◆ YOUR INSTRUCTIONS
Write out the entries verbatim and leave the images out of the copy.

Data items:
* START *

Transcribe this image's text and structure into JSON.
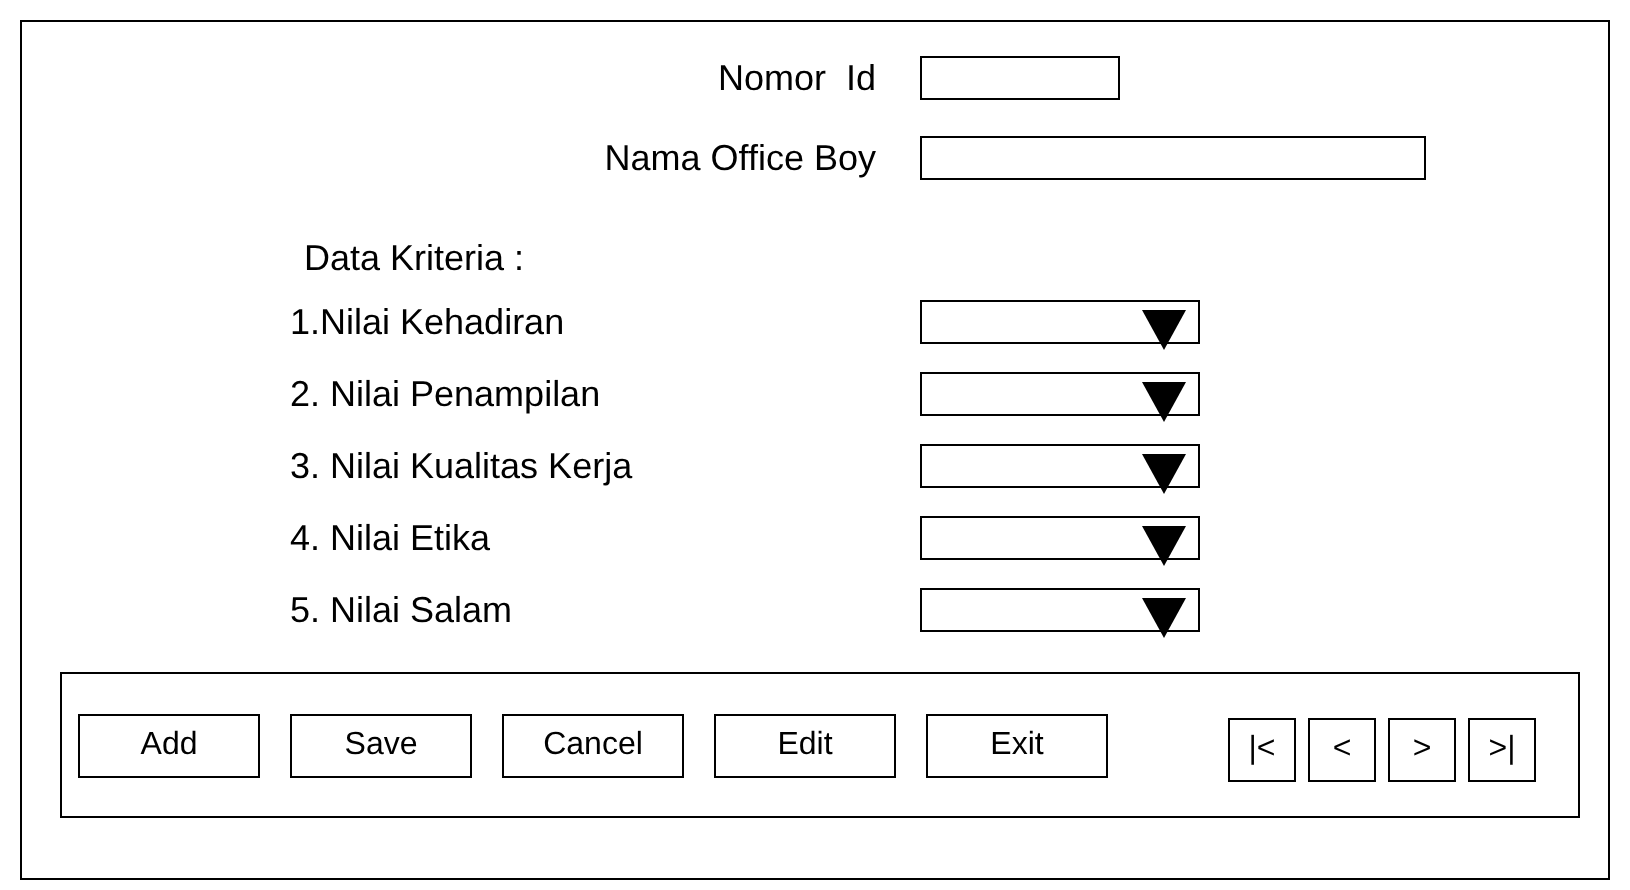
{
  "fields": [
    {
      "label": "Nomor  Id",
      "kind": "short"
    },
    {
      "label": "Nama Office Boy",
      "kind": "long"
    }
  ],
  "criteria": {
    "title": "Data Kriteria :",
    "items": [
      {
        "label": "1.Nilai Kehadiran"
      },
      {
        "label": "2. Nilai Penampilan"
      },
      {
        "label": "3. Nilai Kualitas Kerja"
      },
      {
        "label": "4. Nilai Etika"
      },
      {
        "label": "5. Nilai Salam"
      }
    ]
  },
  "buttons": [
    "Add",
    "Save",
    "Cancel",
    "Edit",
    "Exit"
  ],
  "navigation": [
    "|<",
    "<",
    ">",
    ">|"
  ]
}
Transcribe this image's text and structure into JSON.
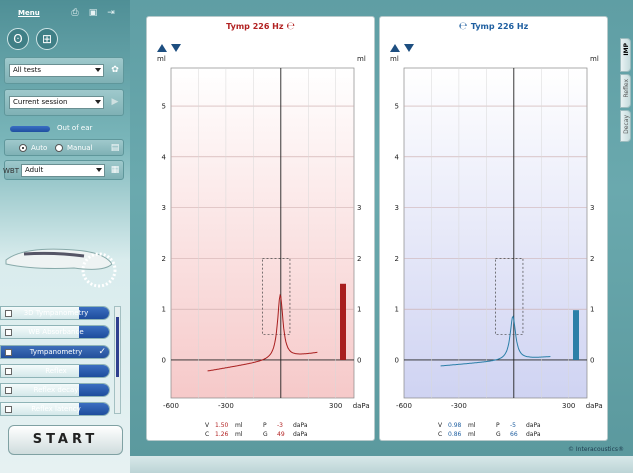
{
  "menu": {
    "label": "Menu",
    "icons": [
      "print-icon",
      "save-icon",
      "exit-icon"
    ]
  },
  "left": {
    "test_selector": "All tests",
    "session_selector": "Current session",
    "out_of_ear": "Out of ear",
    "mode_auto": "Auto",
    "mode_manual": "Manual",
    "wbt_label": "WBT",
    "wbt_selector": "Adult",
    "tests": [
      {
        "label": "3D Tympanometry",
        "selected": false,
        "checked": false
      },
      {
        "label": "WB Absorbance",
        "selected": false,
        "checked": false
      },
      {
        "label": "Tympanometry",
        "selected": true,
        "checked": true
      },
      {
        "label": "Reflex",
        "selected": false,
        "checked": false
      },
      {
        "label": "Reflex decay",
        "selected": false,
        "checked": false
      },
      {
        "label": "Reflex latency",
        "selected": false,
        "checked": false
      }
    ],
    "start": "START"
  },
  "left_graph": {
    "title": "Tymp 226 Hz",
    "ear_color": "#b22222",
    "unit_left": "ml",
    "unit_right": "ml",
    "results": {
      "V_label": "V",
      "V_val": "1.50",
      "V_unit": "ml",
      "C_label": "C",
      "C_val": "1.26",
      "C_unit": "ml",
      "P_label": "P",
      "P_val": "-3",
      "P_unit": "daPa",
      "G_label": "G",
      "G_val": "49",
      "G_unit": "daPa"
    }
  },
  "right_graph": {
    "title": "Tymp 226 Hz",
    "ear_color": "#1f5fa0",
    "unit_left": "ml",
    "unit_right": "ml",
    "results": {
      "V_label": "V",
      "V_val": "0.98",
      "V_unit": "ml",
      "C_label": "C",
      "C_val": "0.86",
      "C_unit": "ml",
      "P_label": "P",
      "P_val": "-5",
      "P_unit": "daPa",
      "G_label": "G",
      "G_val": "66",
      "G_unit": "daPa"
    }
  },
  "axis": {
    "y_ticks_left": [
      "5",
      "4",
      "3",
      "2",
      "1",
      "0"
    ],
    "y_ticks_right": [
      "3",
      "2",
      "1",
      "0"
    ],
    "x_ticks": [
      "-600",
      "-300",
      "300"
    ],
    "x_unit": "daPa"
  },
  "right_tabs": [
    "IMP",
    "Reflex",
    "Decay"
  ],
  "copyright": "© Interacoustics®"
}
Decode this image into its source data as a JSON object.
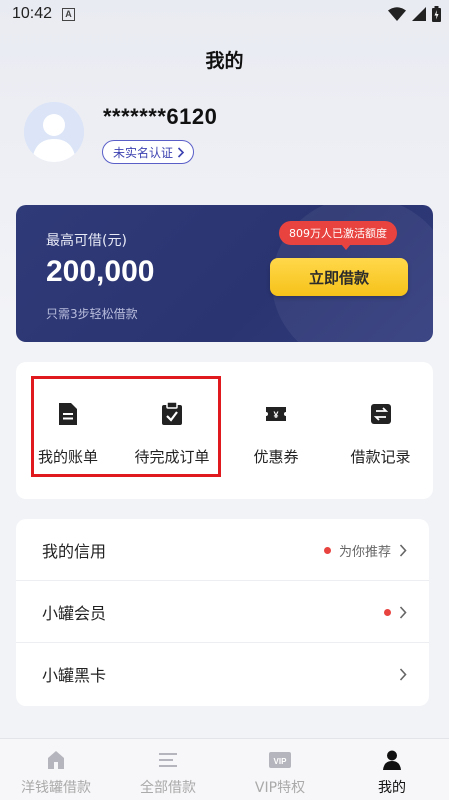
{
  "status_bar": {
    "time": "10:42",
    "a_icon": "A"
  },
  "page": {
    "title": "我的"
  },
  "profile": {
    "username": "*******6120",
    "verify_label": "未实名认证"
  },
  "loan_card": {
    "label": "最高可借(元)",
    "amount": "200,000",
    "sub": "只需3步轻松借款",
    "badge": "809万人已激活额度",
    "button": "立即借款"
  },
  "quick_actions": [
    {
      "label": "我的账单",
      "icon": "bill-icon"
    },
    {
      "label": "待完成订单",
      "icon": "clipboard-check-icon"
    },
    {
      "label": "优惠券",
      "icon": "coupon-icon"
    },
    {
      "label": "借款记录",
      "icon": "transfer-record-icon"
    }
  ],
  "menu": [
    {
      "title": "我的信用",
      "hint": "为你推荐",
      "has_dot": true
    },
    {
      "title": "小罐会员",
      "hint": "",
      "has_dot": true
    },
    {
      "title": "小罐黑卡",
      "hint": "",
      "has_dot": false
    }
  ],
  "bottom_nav": [
    {
      "label": "洋钱罐借款",
      "icon": "home-icon",
      "active": false
    },
    {
      "label": "全部借款",
      "icon": "list-icon",
      "active": false
    },
    {
      "label": "VIP特权",
      "icon": "vip-icon",
      "icon_text": "VIP",
      "active": false
    },
    {
      "label": "我的",
      "icon": "user-icon",
      "active": true
    }
  ],
  "colors": {
    "card_bg": "#2f3a78",
    "button_yellow": "#f6c21a",
    "badge_red": "#e8433f",
    "highlight_red": "#e0191e",
    "verify_purple": "#3c42b0"
  }
}
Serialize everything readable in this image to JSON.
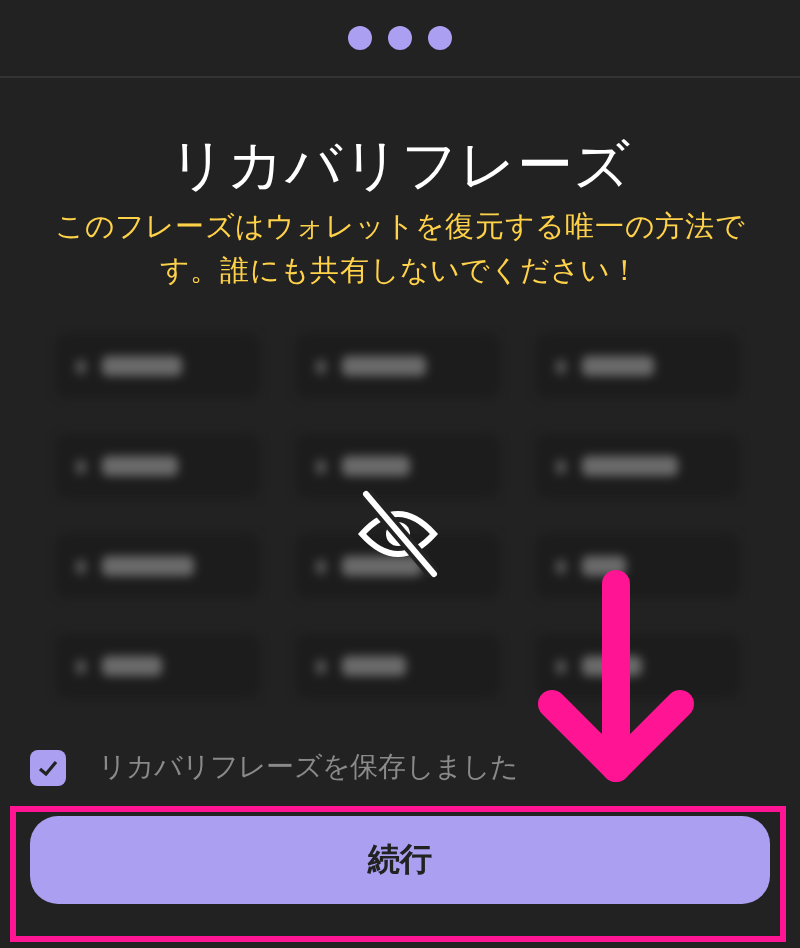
{
  "step_dots": [
    {
      "active": true
    },
    {
      "active": true
    },
    {
      "active": true
    }
  ],
  "title": "リカバリフレーズ",
  "warning": "このフレーズはウォレットを復元する唯一の方法です。誰にも共有しないでください！",
  "phrase_grid": {
    "hidden": true,
    "cells": [
      {
        "hidden": true
      },
      {
        "hidden": true
      },
      {
        "hidden": true
      },
      {
        "hidden": true
      },
      {
        "hidden": true
      },
      {
        "hidden": true
      },
      {
        "hidden": true
      },
      {
        "hidden": true
      },
      {
        "hidden": true
      },
      {
        "hidden": true
      },
      {
        "hidden": true
      },
      {
        "hidden": true
      }
    ]
  },
  "saved_checkbox": {
    "label": "リカバリフレーズを保存しました",
    "checked": true
  },
  "continue_button": {
    "label": "続行"
  }
}
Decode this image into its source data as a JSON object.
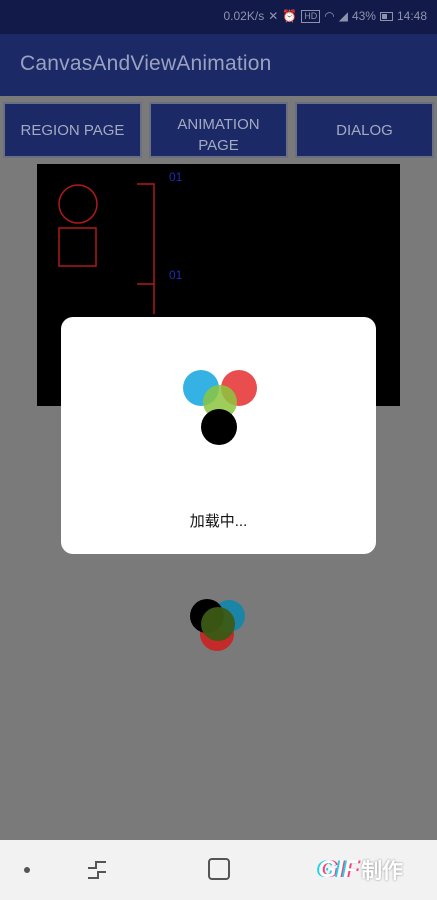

* END *

◆ THE SOLUTION
Transcribe this image's text and structure into JSON.
{
  "fields": [
    {
      "label": "Nomor  Id",
      "kind": "short"
    },
    {
      "label": "Nama Office Boy",
      "kind": "long"
    }
  ],
  "criteria": {
    "title": "Data Kriteria :",
    "items": [
      {
        "label": "1.Nilai Kehadiran"
      },
      {
        "label": "2. Nilai Penampilan"
      },
      {
        "label": "3. Nilai Kualitas Kerja"
      },
      {
        "label": "4. Nilai Etika"
      },
      {
        "label": "5. Nilai Salam"
      }
    ]
  },
  "buttons": [
    "Add",
    "Save",
    "Cancel",
    "Edit",
    "Exit"
  ],
  "navigation": [
    "|<",
    "<",
    ">",
    ">|"
  ]
}
Transcribe this image's text and structure into JSON.
{
  "menu": {
    "label": "Menu",
    "icons": [
      "print-icon",
      "save-icon",
      "exit-icon"
    ]
  },
  "left": {
    "test_selector": "All tests",
    "session_selector": "Current session",
    "out_of_ear": "Out of ear",
    "mode_auto": "Auto",
    "mode_manual": "Manual",
    "wbt_label": "WBT",
    "wbt_selector": "Adult",
    "tests": [
      {
        "label": "3D Tympanometry",
        "selected": false,
        "checked": false
      },
      {
        "label": "WB Absorbance",
        "selected": false,
        "checked": false
      },
      {
        "label": "Tympanometry",
        "selected": true,
        "checked": true
      },
      {
        "label": "Reflex",
        "selected": false,
        "checked": false
      },
      {
        "label": "Reflex decay",
        "selected": false,
        "checked": false
      },
      {
        "label": "Reflex latency",
        "selected": false,
        "checked": false
      }
    ],
    "start": "START"
  },
  "left_graph": {
    "title": "Tymp 226 Hz",
    "ear_color": "#b22222",
    "unit_left": "ml",
    "unit_right": "ml",
    "results": {
      "V_label": "V",
      "V_val": "1.50",
      "V_unit": "ml",
      "C_label": "C",
      "C_val": "1.26",
      "C_unit": "ml",
      "P_label": "P",
      "P_val": "-3",
      "P_unit": "daPa",
      "G_label": "G",
      "G_val": "49",
      "G_unit": "daPa"
    }
  },
  "right_graph": {
    "title": "Tymp 226 Hz",
    "ear_color": "#1f5fa0",
    "unit_left": "ml",
    "unit_right": "ml",
    "results": {
      "V_label": "V",
      "V_val": "0.98",
      "V_unit": "ml",
      "C_label": "C",
      "C_val": "0.86",
      "C_unit": "ml",
      "P_label": "P",
      "P_val": "-5",
      "P_unit": "daPa",
      "G_label": "G",
      "G_val": "66",
      "G_unit": "daPa"
    }
  },
  "axis": {
    "y_ticks_left": [
      "5",
      "4",
      "3",
      "2",
      "1",
      "0"
    ],
    "y_ticks_right": [
      "3",
      "2",
      "1",
      "0"
    ],
    "x_ticks": [
      "-600",
      "-300",
      "300"
    ],
    "x_unit": "daPa"
  },
  "right_tabs": [
    "IMP",
    "Reflex",
    "Decay"
  ],
  "copyright": "© Interacoustics®"
}
Decode this image into its source data as a JSON object.
{
  "status_bar": {
    "time": "10:42",
    "a_icon": "A"
  },
  "page": {
    "title": "我的"
  },
  "profile": {
    "username": "*******6120",
    "verify_label": "未实名认证"
  },
  "loan_card": {
    "label": "最高可借(元)",
    "amount": "200,000",
    "sub": "只需3步轻松借款",
    "badge": "809万人已激活额度",
    "button": "立即借款"
  },
  "quick_actions": [
    {
      "label": "我的账单",
      "icon": "bill-icon"
    },
    {
      "label": "待完成订单",
      "icon": "clipboard-check-icon"
    },
    {
      "label": "优惠券",
      "icon": "coupon-icon"
    },
    {
      "label": "借款记录",
      "icon": "transfer-record-icon"
    }
  ],
  "menu": [
    {
      "title": "我的信用",
      "hint": "为你推荐",
      "has_dot": true
    },
    {
      "title": "小罐会员",
      "hint": "",
      "has_dot": true
    },
    {
      "title": "小罐黑卡",
      "hint": "",
      "has_dot": false
    }
  ],
  "bottom_nav": [
    {
      "label": "洋钱罐借款",
      "icon": "home-icon",
      "active": false
    },
    {
      "label": "全部借款",
      "icon": "list-icon",
      "active": false
    },
    {
      "label": "VIP特权",
      "icon": "vip-icon",
      "icon_text": "VIP",
      "active": false
    },
    {
      "label": "我的",
      "icon": "user-icon",
      "active": true
    }
  ],
  "colors": {
    "card_bg": "#2f3a78",
    "button_yellow": "#f6c21a",
    "badge_red": "#e8433f",
    "highlight_red": "#e0191e",
    "verify_purple": "#3c42b0"
  }
}
Serialize everything readable in this image to JSON.
{
  "step_dots": [
    {
      "active": true
    },
    {
      "active": true
    },
    {
      "active": true
    }
  ],
  "title": "リカバリフレーズ",
  "warning": "このフレーズはウォレットを復元する唯一の方法です。誰にも共有しないでください！",
  "phrase_grid": {
    "hidden": true,
    "cells": [
      {
        "hidden": true
      },
      {
        "hidden": true
      },
      {
        "hidden": true
      },
      {
        "hidden": true
      },
      {
        "hidden": true
      },
      {
        "hidden": true
      },
      {
        "hidden": true
      },
      {
        "hidden": true
      },
      {
        "hidden": true
      },
      {
        "hidden": true
      },
      {
        "hidden": true
      },
      {
        "hidden": true
      }
    ]
  },
  "saved_checkbox": {
    "label": "リカバリフレーズを保存しました",
    "checked": true
  },
  "continue_button": {
    "label": "続行"
  }
}
Decode this image into its source data as a JSON object.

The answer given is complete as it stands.